▸ **What is asked**:
All the data should be repeated exactly. Any image in it is left out.

▸ **Figure content listings**:
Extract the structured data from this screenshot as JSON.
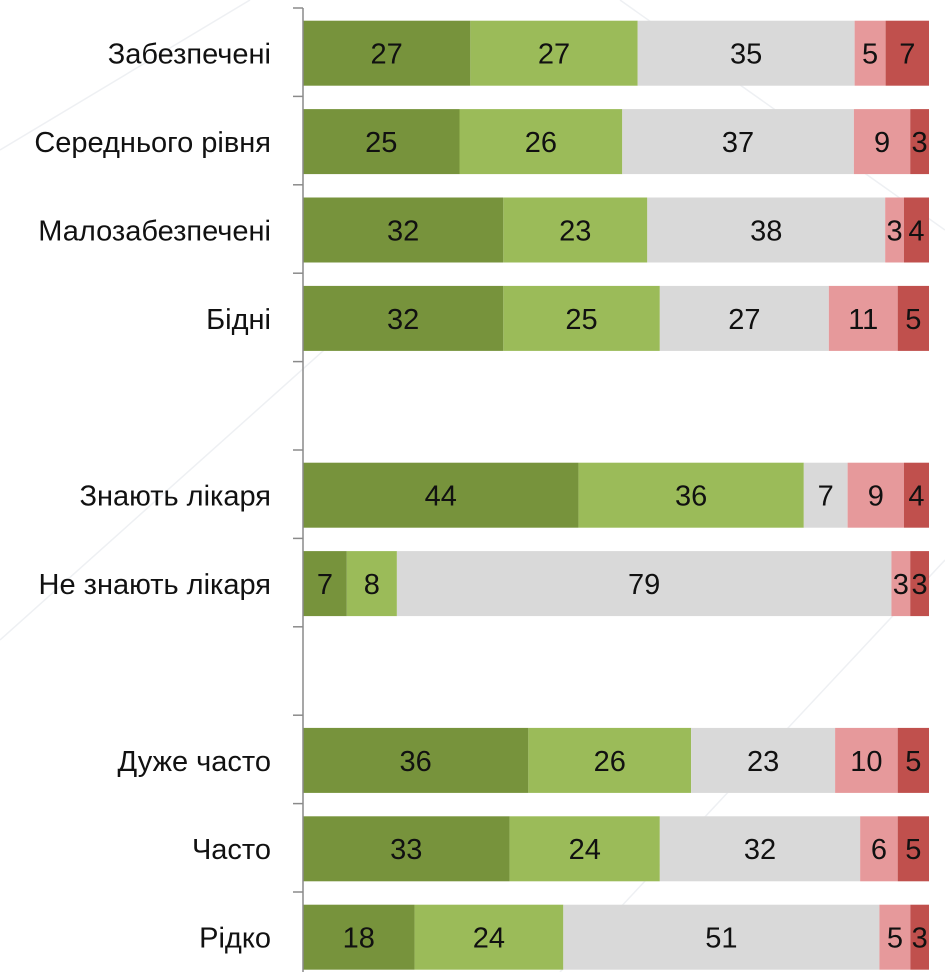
{
  "chart_data": {
    "type": "bar",
    "orientation": "horizontal",
    "stacked": true,
    "title": "",
    "xlabel": "",
    "ylabel": "",
    "grid": false,
    "legend": "none",
    "categories": [
      "Забезпечені",
      "Середнього рівня",
      "Малозабезпечені",
      "Бідні",
      "",
      "Знають лікаря",
      "Не знають лікаря",
      "",
      "Дуже часто",
      "Часто",
      "Рідко"
    ],
    "series": [
      {
        "color": "#77933c",
        "values": [
          27,
          25,
          32,
          32,
          null,
          44,
          7,
          null,
          36,
          33,
          18
        ]
      },
      {
        "color": "#9bbb59",
        "values": [
          27,
          26,
          23,
          25,
          null,
          36,
          8,
          null,
          26,
          24,
          24
        ]
      },
      {
        "color": "#d9d9d9",
        "values": [
          35,
          37,
          38,
          27,
          null,
          7,
          79,
          null,
          23,
          32,
          51
        ]
      },
      {
        "color": "#e6999b",
        "values": [
          5,
          9,
          3,
          11,
          null,
          9,
          3,
          null,
          10,
          6,
          5
        ]
      },
      {
        "color": "#c0504d",
        "values": [
          7,
          3,
          4,
          5,
          null,
          4,
          3,
          null,
          5,
          5,
          3
        ]
      }
    ],
    "data_labels": true
  }
}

▸ **The response**:
Extract the structured data from this screenshot as JSON.
{
  "chart_data": {
    "type": "bar",
    "orientation": "horizontal",
    "stacked": true,
    "title": "",
    "xlabel": "",
    "ylabel": "",
    "grid": false,
    "legend": "none",
    "categories": [
      "Забезпечені",
      "Середнього рівня",
      "Малозабезпечені",
      "Бідні",
      "",
      "Знають лікаря",
      "Не знають лікаря",
      "",
      "Дуже часто",
      "Часто",
      "Рідко"
    ],
    "series": [
      {
        "color": "#77933c",
        "values": [
          27,
          25,
          32,
          32,
          null,
          44,
          7,
          null,
          36,
          33,
          18
        ]
      },
      {
        "color": "#9bbb59",
        "values": [
          27,
          26,
          23,
          25,
          null,
          36,
          8,
          null,
          26,
          24,
          24
        ]
      },
      {
        "color": "#d9d9d9",
        "values": [
          35,
          37,
          38,
          27,
          null,
          7,
          79,
          null,
          23,
          32,
          51
        ]
      },
      {
        "color": "#e6999b",
        "values": [
          5,
          9,
          3,
          11,
          null,
          9,
          3,
          null,
          10,
          6,
          5
        ]
      },
      {
        "color": "#c0504d",
        "values": [
          7,
          3,
          4,
          5,
          null,
          4,
          3,
          null,
          5,
          5,
          3
        ]
      }
    ],
    "data_labels": true
  }
}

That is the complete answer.